Repeat the material verbatim and drop the pictures.

Records contained in a dataset:
•••

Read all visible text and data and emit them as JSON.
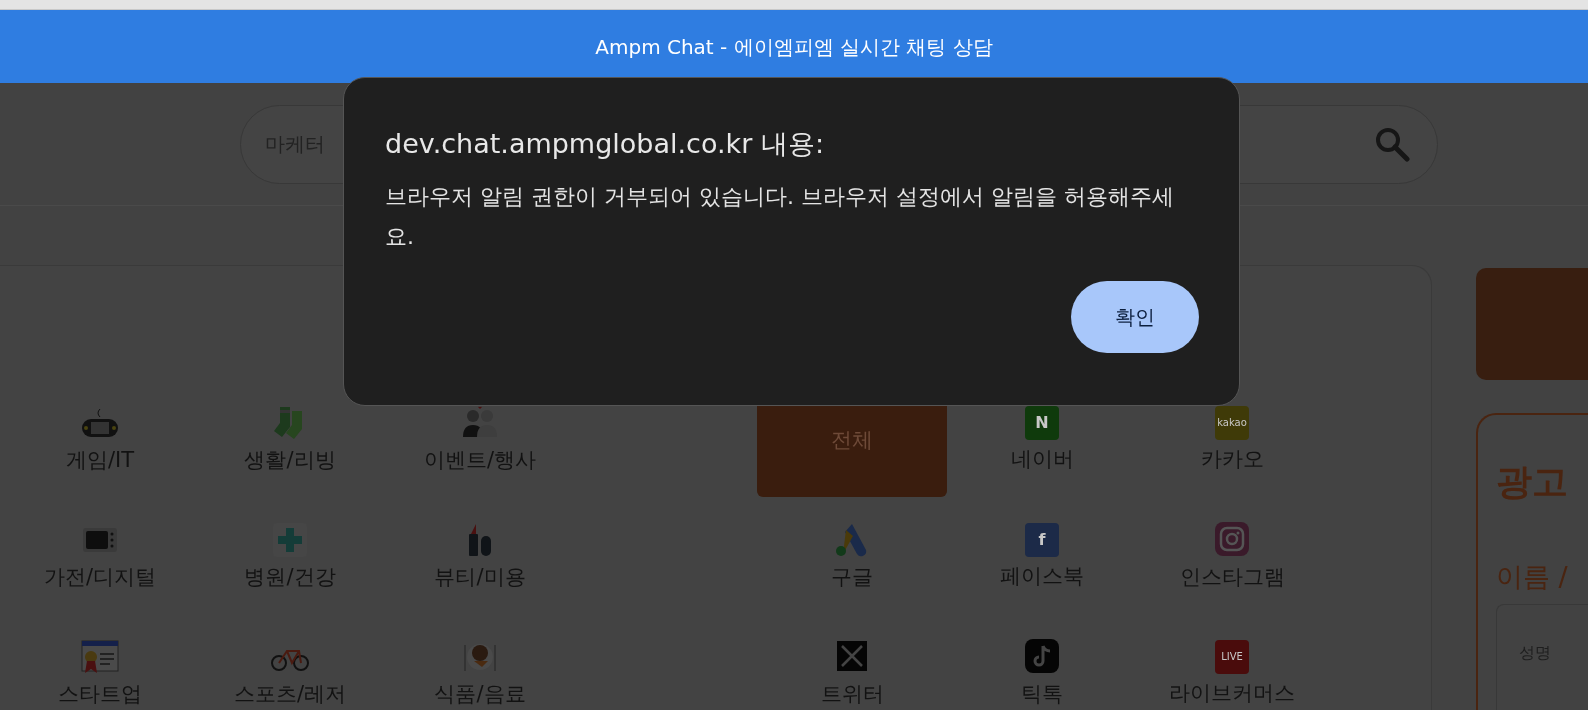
{
  "window": {
    "title": "Ampm Chat - 에이엠피엠 실시간 채팅 상담"
  },
  "search": {
    "placeholder": "마케터"
  },
  "categories": [
    {
      "label": "게임/IT",
      "kind": "gamepad"
    },
    {
      "label": "생활/리빙",
      "kind": "socks"
    },
    {
      "label": "이벤트/행사",
      "kind": "couple"
    },
    {
      "label": "가전/디지털",
      "kind": "tv"
    },
    {
      "label": "병원/건강",
      "kind": "cross"
    },
    {
      "label": "뷰티/미용",
      "kind": "lipstick"
    },
    {
      "label": "스타트업",
      "kind": "certificate"
    },
    {
      "label": "스포츠/레저",
      "kind": "bicycle"
    },
    {
      "label": "식품/음료",
      "kind": "plate"
    }
  ],
  "channels": [
    {
      "label": "전체",
      "kind": "plain",
      "selected": true
    },
    {
      "label": "네이버",
      "kind": "text",
      "logo_text": "N",
      "color": "#0f3a0c",
      "selected": false
    },
    {
      "label": "카카오",
      "kind": "text",
      "logo_text": "kakao",
      "color": "#3f3a08",
      "selected": false
    },
    {
      "label": "구글",
      "kind": "ads",
      "selected": false
    },
    {
      "label": "페이스북",
      "kind": "text",
      "logo_text": "f",
      "color": "#1c2a48",
      "selected": false
    },
    {
      "label": "인스타그램",
      "kind": "camera",
      "selected": false
    },
    {
      "label": "트위터",
      "kind": "x",
      "selected": false
    },
    {
      "label": "틱톡",
      "kind": "note",
      "selected": false
    },
    {
      "label": "라이브커머스",
      "kind": "text",
      "logo_text": "LIVE",
      "color": "#4a0c0c",
      "selected": false
    }
  ],
  "side_panel": {
    "heading": "광고",
    "field_label": "이름 /",
    "field_placeholder": "성명"
  },
  "dialog": {
    "title": "dev.chat.ampmglobal.co.kr 내용:",
    "message": "브라우저 알림 권한이 거부되어 있습니다. 브라우저 설정에서 알림을 허용해주세요.",
    "button": "확인"
  }
}
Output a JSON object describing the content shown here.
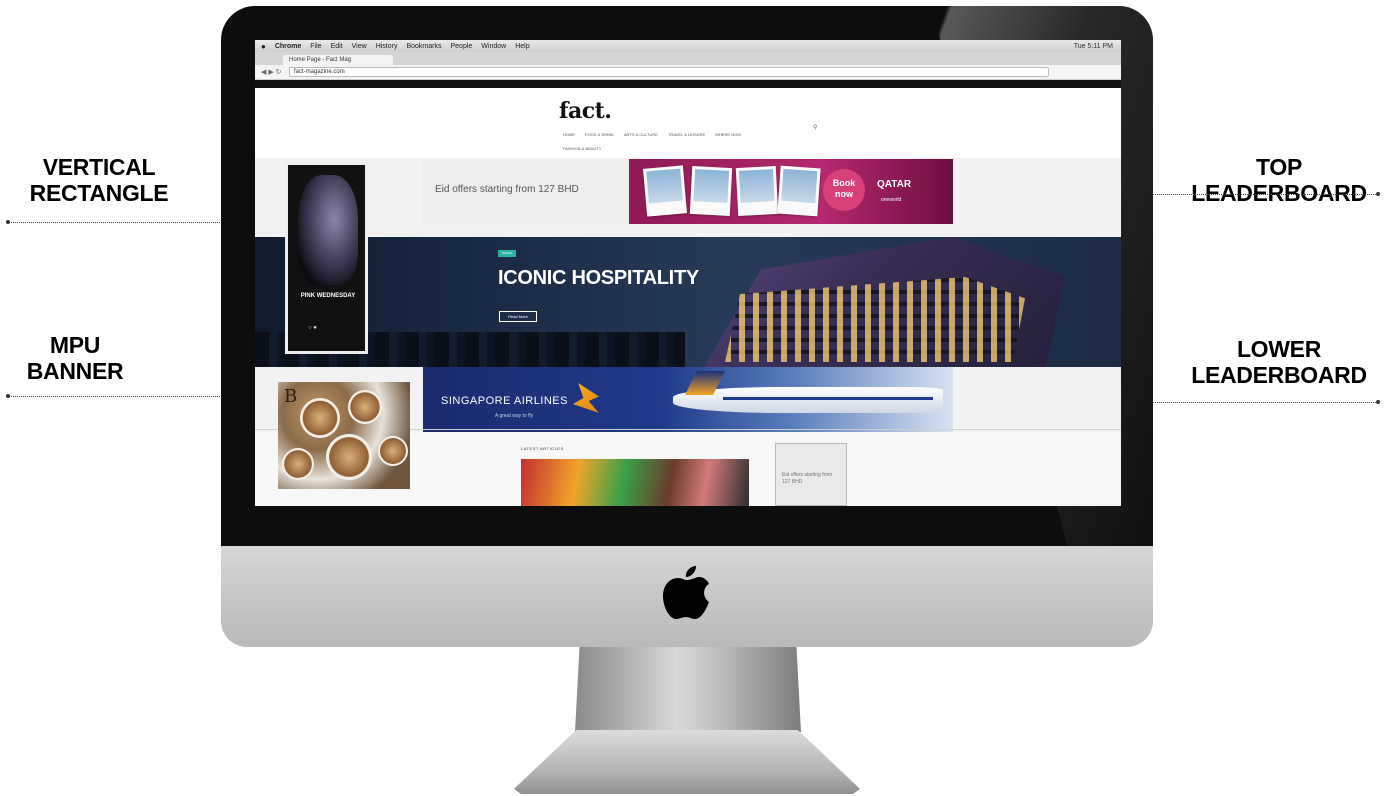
{
  "callouts": {
    "vertical_rectangle": [
      "VERTICAL",
      "RECTANGLE"
    ],
    "mpu_banner": [
      "MPU",
      "BANNER"
    ],
    "top_leaderboard": [
      "TOP",
      "LEADERBOARD"
    ],
    "lower_leaderboard": [
      "LOWER",
      "LEADERBOARD"
    ]
  },
  "browser": {
    "menubar": [
      "Chrome",
      "File",
      "Edit",
      "View",
      "History",
      "Bookmarks",
      "People",
      "Window",
      "Help"
    ],
    "menubar_right": "Tue 5:11 PM",
    "tab_title": "Home Page - Fact Mag",
    "url": "fact-magazine.com"
  },
  "site": {
    "logo": "fact.",
    "nav": [
      "HOME",
      "FOOD & DRINK",
      "ARTS & CULTURE",
      "TRAVEL & LEISURE",
      "WHERE NOW"
    ],
    "nav_second": "FASHION & BEAUTY",
    "search_icon": "search-icon"
  },
  "ad_top": {
    "text": "Eid offers starting from 127 BHD",
    "cta": "Book now",
    "brand": "QATAR",
    "brand_sub": "oneworld"
  },
  "hero": {
    "tag": "TRAVEL",
    "title": "ICONIC HOSPITALITY",
    "button": "Read More"
  },
  "ad_vertical": {
    "title": "PINK WEDNESDAY"
  },
  "ad_lower": {
    "brand": "SINGAPORE AIRLINES",
    "tagline": "A great way to fly"
  },
  "ad_mpu": {
    "letter": "B"
  },
  "articles": {
    "heading": "LATEST ARTICLES",
    "side_ad": "Eid offers starting from 127 BHD"
  },
  "colors": {
    "qatar_maroon": "#8e1a55",
    "singapore_blue": "#1c2a6e",
    "hero_navy": "#1c2c47",
    "tag_teal": "#2bb3a1"
  }
}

•••

(Result of the exercise):
Read all visible text and data and emit them as JSON.
{
  "window": {
    "title": "Ampm Chat - 에이엠피엠 실시간 채팅 상담"
  },
  "search": {
    "placeholder": "마케터"
  },
  "categories": [
    {
      "label": "게임/IT",
      "kind": "gamepad"
    },
    {
      "label": "생활/리빙",
      "kind": "socks"
    },
    {
      "label": "이벤트/행사",
      "kind": "couple"
    },
    {
      "label": "가전/디지털",
      "kind": "tv"
    },
    {
      "label": "병원/건강",
      "kind": "cross"
    },
    {
      "label": "뷰티/미용",
      "kind": "lipstick"
    },
    {
      "label": "스타트업",
      "kind": "certificate"
    },
    {
      "label": "스포츠/레저",
      "kind": "bicycle"
    },
    {
      "label": "식품/음료",
      "kind": "plate"
    }
  ],
  "channels": [
    {
      "label": "전체",
      "kind": "plain",
      "selected": true
    },
    {
      "label": "네이버",
      "kind": "text",
      "logo_text": "N",
      "color": "#0f3a0c",
      "selected": false
    },
    {
      "label": "카카오",
      "kind": "text",
      "logo_text": "kakao",
      "color": "#3f3a08",
      "selected": false
    },
    {
      "label": "구글",
      "kind": "ads",
      "selected": false
    },
    {
      "label": "페이스북",
      "kind": "text",
      "logo_text": "f",
      "color": "#1c2a48",
      "selected": false
    },
    {
      "label": "인스타그램",
      "kind": "camera",
      "selected": false
    },
    {
      "label": "트위터",
      "kind": "x",
      "selected": false
    },
    {
      "label": "틱톡",
      "kind": "note",
      "selected": false
    },
    {
      "label": "라이브커머스",
      "kind": "text",
      "logo_text": "LIVE",
      "color": "#4a0c0c",
      "selected": false
    }
  ],
  "side_panel": {
    "heading": "광고",
    "field_label": "이름 /",
    "field_placeholder": "성명"
  },
  "dialog": {
    "title": "dev.chat.ampmglobal.co.kr 내용:",
    "message": "브라우저 알림 권한이 거부되어 있습니다. 브라우저 설정에서 알림을 허용해주세요.",
    "button": "확인"
  }
}
Output a JSON object describing the content shown here.
{
  "callouts": {
    "vertical_rectangle": [
      "VERTICAL",
      "RECTANGLE"
    ],
    "mpu_banner": [
      "MPU",
      "BANNER"
    ],
    "top_leaderboard": [
      "TOP",
      "LEADERBOARD"
    ],
    "lower_leaderboard": [
      "LOWER",
      "LEADERBOARD"
    ]
  },
  "browser": {
    "menubar": [
      "Chrome",
      "File",
      "Edit",
      "View",
      "History",
      "Bookmarks",
      "People",
      "Window",
      "Help"
    ],
    "menubar_right": "Tue 5:11 PM",
    "tab_title": "Home Page - Fact Mag",
    "url": "fact-magazine.com"
  },
  "site": {
    "logo": "fact.",
    "nav": [
      "HOME",
      "FOOD & DRINK",
      "ARTS & CULTURE",
      "TRAVEL & LEISURE",
      "WHERE NOW"
    ],
    "nav_second": "FASHION & BEAUTY",
    "search_icon": "search-icon"
  },
  "ad_top": {
    "text": "Eid offers starting from 127 BHD",
    "cta": "Book now",
    "brand": "QATAR",
    "brand_sub": "oneworld"
  },
  "hero": {
    "tag": "TRAVEL",
    "title": "ICONIC HOSPITALITY",
    "button": "Read More"
  },
  "ad_vertical": {
    "title": "PINK WEDNESDAY"
  },
  "ad_lower": {
    "brand": "SINGAPORE AIRLINES",
    "tagline": "A great way to fly"
  },
  "ad_mpu": {
    "letter": "B"
  },
  "articles": {
    "heading": "LATEST ARTICLES",
    "side_ad": "Eid offers starting from 127 BHD"
  },
  "colors": {
    "qatar_maroon": "#8e1a55",
    "singapore_blue": "#1c2a6e",
    "hero_navy": "#1c2c47",
    "tag_teal": "#2bb3a1"
  }
}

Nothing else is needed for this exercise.